TASK REQUIREMENTS: Search the listing for "Saturday" and copy every line where it appears.

>> Start EXTRACTED ENTRIES

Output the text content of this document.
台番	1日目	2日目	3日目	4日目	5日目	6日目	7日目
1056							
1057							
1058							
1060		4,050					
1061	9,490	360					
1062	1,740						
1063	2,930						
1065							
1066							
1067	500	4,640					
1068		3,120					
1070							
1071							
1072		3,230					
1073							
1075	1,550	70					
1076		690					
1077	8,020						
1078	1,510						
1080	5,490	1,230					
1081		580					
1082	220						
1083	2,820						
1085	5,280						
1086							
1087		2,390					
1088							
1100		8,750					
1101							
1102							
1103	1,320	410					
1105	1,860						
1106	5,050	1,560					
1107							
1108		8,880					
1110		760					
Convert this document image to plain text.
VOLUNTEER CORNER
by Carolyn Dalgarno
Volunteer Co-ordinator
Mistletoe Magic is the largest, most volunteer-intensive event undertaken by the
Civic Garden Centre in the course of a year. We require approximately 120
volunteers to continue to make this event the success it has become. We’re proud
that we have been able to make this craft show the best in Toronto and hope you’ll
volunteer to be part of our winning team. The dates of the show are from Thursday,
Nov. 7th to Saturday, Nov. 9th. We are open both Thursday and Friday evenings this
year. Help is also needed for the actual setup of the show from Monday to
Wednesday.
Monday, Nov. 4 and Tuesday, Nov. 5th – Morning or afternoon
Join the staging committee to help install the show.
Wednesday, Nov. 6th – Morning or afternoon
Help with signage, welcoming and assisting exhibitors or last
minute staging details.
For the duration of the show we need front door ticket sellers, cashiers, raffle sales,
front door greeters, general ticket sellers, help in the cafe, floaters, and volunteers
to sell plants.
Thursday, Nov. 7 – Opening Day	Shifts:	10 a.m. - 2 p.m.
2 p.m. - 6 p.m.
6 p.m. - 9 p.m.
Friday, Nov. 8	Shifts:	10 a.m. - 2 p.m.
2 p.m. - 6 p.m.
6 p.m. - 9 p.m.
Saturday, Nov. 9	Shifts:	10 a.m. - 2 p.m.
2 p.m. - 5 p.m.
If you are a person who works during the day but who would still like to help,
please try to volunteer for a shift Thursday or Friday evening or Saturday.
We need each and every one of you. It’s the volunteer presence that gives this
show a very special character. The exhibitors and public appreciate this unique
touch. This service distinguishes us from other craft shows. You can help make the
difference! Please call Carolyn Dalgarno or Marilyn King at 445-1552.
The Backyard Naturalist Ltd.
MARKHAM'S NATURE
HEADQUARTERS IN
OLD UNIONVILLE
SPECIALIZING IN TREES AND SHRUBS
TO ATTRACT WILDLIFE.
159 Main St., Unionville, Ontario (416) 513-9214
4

>> End EXTRACTED ENTRIES

WRITTEN ANSWER:
Nov. 7th to Saturday, Nov. 9th. We are open both Thursday and Friday evenings this
Saturday, Nov. 9	Shifts:	10 a.m. - 2 p.m.
please try to volunteer for a shift Thursday or Friday evening or Saturday.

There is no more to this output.